PROBLEM TO SOLVE: Copy the data word for word, keeping every line.

MATERIAL PROVIDED:
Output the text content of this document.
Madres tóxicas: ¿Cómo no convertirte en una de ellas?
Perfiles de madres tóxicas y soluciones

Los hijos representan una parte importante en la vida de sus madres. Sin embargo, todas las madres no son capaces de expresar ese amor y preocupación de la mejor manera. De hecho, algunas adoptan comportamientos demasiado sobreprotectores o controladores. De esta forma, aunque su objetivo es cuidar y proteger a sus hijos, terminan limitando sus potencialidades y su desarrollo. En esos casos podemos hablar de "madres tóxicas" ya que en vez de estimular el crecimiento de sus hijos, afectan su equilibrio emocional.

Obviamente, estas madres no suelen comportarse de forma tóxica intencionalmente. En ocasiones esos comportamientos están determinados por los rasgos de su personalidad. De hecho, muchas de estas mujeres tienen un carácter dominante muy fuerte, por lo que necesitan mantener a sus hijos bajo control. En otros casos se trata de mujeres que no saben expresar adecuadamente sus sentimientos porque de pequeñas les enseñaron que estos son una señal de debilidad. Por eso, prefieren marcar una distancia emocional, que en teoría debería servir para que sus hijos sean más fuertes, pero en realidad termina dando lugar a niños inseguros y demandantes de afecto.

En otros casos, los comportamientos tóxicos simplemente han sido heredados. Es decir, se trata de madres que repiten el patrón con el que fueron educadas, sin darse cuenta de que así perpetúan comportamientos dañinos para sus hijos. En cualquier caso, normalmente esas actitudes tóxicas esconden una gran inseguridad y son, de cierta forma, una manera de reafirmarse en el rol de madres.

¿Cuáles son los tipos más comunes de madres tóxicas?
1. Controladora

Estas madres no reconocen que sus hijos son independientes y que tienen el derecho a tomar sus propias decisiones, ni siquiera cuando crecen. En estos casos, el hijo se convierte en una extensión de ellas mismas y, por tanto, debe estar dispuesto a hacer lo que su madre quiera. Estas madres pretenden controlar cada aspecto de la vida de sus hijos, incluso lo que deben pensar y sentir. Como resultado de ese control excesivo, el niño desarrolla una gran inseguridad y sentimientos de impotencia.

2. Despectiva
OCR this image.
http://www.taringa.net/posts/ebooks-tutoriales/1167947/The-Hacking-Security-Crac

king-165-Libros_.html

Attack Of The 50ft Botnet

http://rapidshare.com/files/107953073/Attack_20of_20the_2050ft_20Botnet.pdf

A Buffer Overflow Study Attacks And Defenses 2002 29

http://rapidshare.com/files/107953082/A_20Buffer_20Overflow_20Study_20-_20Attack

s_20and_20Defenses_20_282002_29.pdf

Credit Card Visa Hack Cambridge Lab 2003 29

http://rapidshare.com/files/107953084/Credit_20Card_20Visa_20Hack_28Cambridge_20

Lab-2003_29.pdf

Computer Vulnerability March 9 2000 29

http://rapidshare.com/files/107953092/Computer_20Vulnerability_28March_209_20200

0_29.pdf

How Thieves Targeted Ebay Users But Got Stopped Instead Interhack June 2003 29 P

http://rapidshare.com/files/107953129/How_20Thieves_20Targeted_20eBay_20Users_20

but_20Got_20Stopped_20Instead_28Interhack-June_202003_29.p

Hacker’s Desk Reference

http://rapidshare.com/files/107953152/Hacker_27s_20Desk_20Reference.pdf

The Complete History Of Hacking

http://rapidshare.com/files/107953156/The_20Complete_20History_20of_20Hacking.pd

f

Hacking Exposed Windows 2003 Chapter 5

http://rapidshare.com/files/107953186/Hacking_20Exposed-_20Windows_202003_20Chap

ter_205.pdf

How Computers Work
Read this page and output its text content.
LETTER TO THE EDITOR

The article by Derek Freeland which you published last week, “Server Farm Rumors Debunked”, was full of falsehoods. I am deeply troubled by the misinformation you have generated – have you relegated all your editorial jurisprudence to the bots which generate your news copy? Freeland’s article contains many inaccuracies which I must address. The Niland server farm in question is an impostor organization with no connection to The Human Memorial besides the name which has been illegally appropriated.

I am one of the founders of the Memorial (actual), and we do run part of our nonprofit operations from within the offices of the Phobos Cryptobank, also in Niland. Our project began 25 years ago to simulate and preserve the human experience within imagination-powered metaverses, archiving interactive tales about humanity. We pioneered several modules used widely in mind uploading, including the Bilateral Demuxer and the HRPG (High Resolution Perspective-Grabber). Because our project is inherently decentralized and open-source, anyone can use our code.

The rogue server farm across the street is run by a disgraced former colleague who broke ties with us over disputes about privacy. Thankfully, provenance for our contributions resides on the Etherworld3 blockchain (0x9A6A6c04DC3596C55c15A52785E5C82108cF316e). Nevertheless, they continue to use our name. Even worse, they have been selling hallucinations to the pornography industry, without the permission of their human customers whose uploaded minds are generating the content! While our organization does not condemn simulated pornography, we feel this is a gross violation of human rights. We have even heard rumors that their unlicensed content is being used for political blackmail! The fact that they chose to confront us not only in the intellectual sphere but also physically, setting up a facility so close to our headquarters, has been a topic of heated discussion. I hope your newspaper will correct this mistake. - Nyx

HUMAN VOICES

REPLY:
Output the text content of this document.
Madres tóxicas: ¿Cómo no convertirte en una de ellas?
Perfiles de madres tóxicas y soluciones

Los hijos representan una parte importante en la vida de sus madres. Sin embargo, todas las madres no son capaces de expresar ese amor y preocupación de la mejor manera. De hecho, algunas adoptan comportamientos demasiado sobreprotectores o controladores. De esta forma, aunque su objetivo es cuidar y proteger a sus hijos, terminan limitando sus potencialidades y su desarrollo. En esos casos podemos hablar de "madres tóxicas" ya que en vez de estimular el crecimiento de sus hijos, afectan su equilibrio emocional.

Obviamente, estas madres no suelen comportarse de forma tóxica intencionalmente. En ocasiones esos comportamientos están determinados por los rasgos de su personalidad. De hecho, muchas de estas mujeres tienen un carácter dominante muy fuerte, por lo que necesitan mantener a sus hijos bajo control. En otros casos se trata de mujeres que no saben expresar adecuadamente sus sentimientos porque de pequeñas les enseñaron que estos son una señal de debilidad. Por eso, prefieren marcar una distancia emocional, que en teoría debería servir para que sus hijos sean más fuertes, pero en realidad termina dando lugar a niños inseguros y demandantes de afecto.

En otros casos, los comportamientos tóxicos simplemente han sido heredados. Es decir, se trata de madres que repiten el patrón con el que fueron educadas, sin darse cuenta de que así perpetúan comportamientos dañinos para sus hijos. En cualquier caso, normalmente esas actitudes tóxicas esconden una gran inseguridad y son, de cierta forma, una manera de reafirmarse en el rol de madres.

¿Cuáles son los tipos más comunes de madres tóxicas?
1. Controladora

Estas madres no reconocen que sus hijos son independientes y que tienen el derecho a tomar sus propias decisiones, ni siquiera cuando crecen. En estos casos, el hijo se convierte en una extensión de ellas mismas y, por tanto, debe estar dispuesto a hacer lo que su madre quiera. Estas madres pretenden controlar cada aspecto de la vida de sus hijos, incluso lo que deben pensar y sentir. Como resultado de ese control excesivo, el niño desarrolla una gran inseguridad y sentimientos de impotencia.

2. Despectiva
OCR this image.
http://www.taringa.net/posts/ebooks-tutoriales/1167947/The-Hacking-Security-Crac

king-165-Libros_.html

Attack Of The 50ft Botnet

http://rapidshare.com/files/107953073/Attack_20of_20the_2050ft_20Botnet.pdf

A Buffer Overflow Study Attacks And Defenses 2002 29

http://rapidshare.com/files/107953082/A_20Buffer_20Overflow_20Study_20-_20Attack

s_20and_20Defenses_20_282002_29.pdf

Credit Card Visa Hack Cambridge Lab 2003 29

http://rapidshare.com/files/107953084/Credit_20Card_20Visa_20Hack_28Cambridge_20

Lab-2003_29.pdf

Computer Vulnerability March 9 2000 29

http://rapidshare.com/files/107953092/Computer_20Vulnerability_28March_209_20200

0_29.pdf

How Thieves Targeted Ebay Users But Got Stopped Instead Interhack June 2003 29 P

http://rapidshare.com/files/107953129/How_20Thieves_20Targeted_20eBay_20Users_20

but_20Got_20Stopped_20Instead_28Interhack-June_202003_29.p

Hacker’s Desk Reference

http://rapidshare.com/files/107953152/Hacker_27s_20Desk_20Reference.pdf

The Complete History Of Hacking

http://rapidshare.com/files/107953156/The_20Complete_20History_20of_20Hacking.pd

f

Hacking Exposed Windows 2003 Chapter 5

http://rapidshare.com/files/107953186/Hacking_20Exposed-_20Windows_202003_20Chap

ter_205.pdf

How Computers Work
Read this page and output its text content.
LETTER TO THE EDITOR

The article by Derek Freeland which you published last week, “Server Farm Rumors Debunked”, was full of falsehoods. I am deeply troubled by the misinformation you have generated – have you relegated all your editorial jurisprudence to the bots which generate your news copy? Freeland’s article contains many inaccuracies which I must address. The Niland server farm in question is an impostor organization with no connection to The Human Memorial besides the name which has been illegally appropriated.

I am one of the founders of the Memorial (actual), and we do run part of our nonprofit operations from within the offices of the Phobos Cryptobank, also in Niland. Our project began 25 years ago to simulate and preserve the human experience within imagination-powered metaverses, archiving interactive tales about humanity. We pioneered several modules used widely in mind uploading, including the Bilateral Demuxer and the HRPG (High Resolution Perspective-Grabber). Because our project is inherently decentralized and open-source, anyone can use our code.

The rogue server farm across the street is run by a disgraced former colleague who broke ties with us over disputes about privacy. Thankfully, provenance for our contributions resides on the Etherworld3 blockchain (0x9A6A6c04DC3596C55c15A52785E5C82108cF316e). Nevertheless, they continue to use our name. Even worse, they have been selling hallucinations to the pornography industry, without the permission of their human customers whose uploaded minds are generating the content! While our organization does not condemn simulated pornography, we feel this is a gross violation of human rights. We have even heard rumors that their unlicensed content is being used for political blackmail! The fact that they chose to confront us not only in the intellectual sphere but also physically, setting up a facility so close to our headquarters, has been a topic of heated discussion. I hope your newspaper will correct this mistake. - Nyx

HUMAN VOICES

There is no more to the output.